• **WRITTEN TASK**
Copy the data that follows exactly. Include no pictures.

• **EXERCISE MATERIAL**
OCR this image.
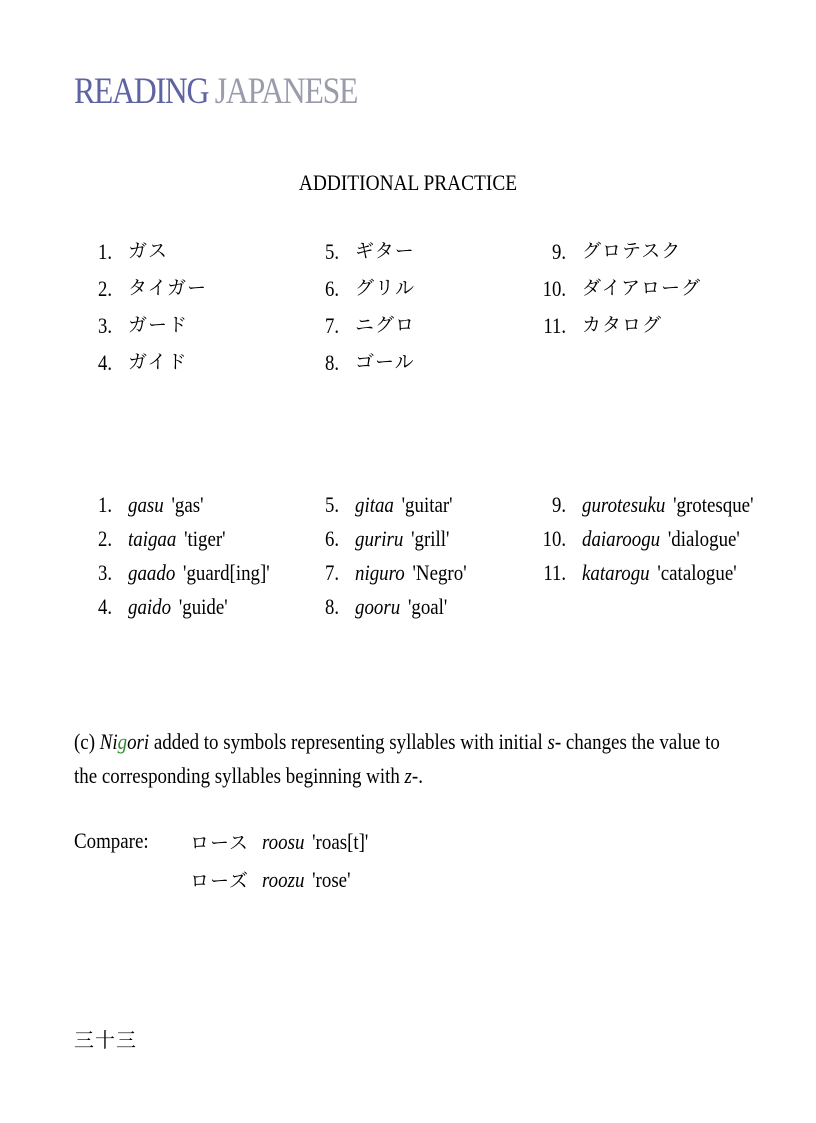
READING JAPANESE
ADDITIONAL PRACTICE
1. ガス
2. タイガー
3. ガード
4. ガイド
5. ギター
6. グリル
7. ニグロ
8. ゴール
9. グロテスク
10. ダイアローグ
11. カタログ
1. gasu 'gas'
2. taigaa 'tiger'
3. gaado 'guard[ing]'
4. gaido 'guide'
5. gitaa 'guitar'
6. guriru 'grill'
7. niguro 'Negro'
8. gooru 'goal'
9. gurotesuku 'grotesque'
10. daiaroogu 'dialogue'
11. katarogu 'catalogue'

(c) Nigori added to symbols representing syllables with initial s- changes the value to the corresponding syllables beginning with z-.

Compare: ロース roosu 'roas[t]'
ローズ roozu 'rose'
三十三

• **REPLY TO THE EXERCISE**
OCR this image.
READING JAPANESE
ADDITIONAL PRACTICE
1. ガス
2. タイガー
3. ガード
4. ガイド
5. ギター
6. グリル
7. ニグロ
8. ゴール
9. グロテスク
10. ダイアローグ
11. カタログ
1. gasu 'gas'
2. taigaa 'tiger'
3. gaado 'guard[ing]'
4. gaido 'guide'
5. gitaa 'guitar'
6. guriru 'grill'
7. niguro 'Negro'
8. gooru 'goal'
9. gurotesuku 'grotesque'
10. daiaroogu 'dialogue'
11. katarogu 'catalogue'

(c) Nigori added to symbols representing syllables with initial s- changes the value to the corresponding syllables beginning with z-.

Compare: ロース roosu 'roas[t]'
ローズ roozu 'rose'
三十三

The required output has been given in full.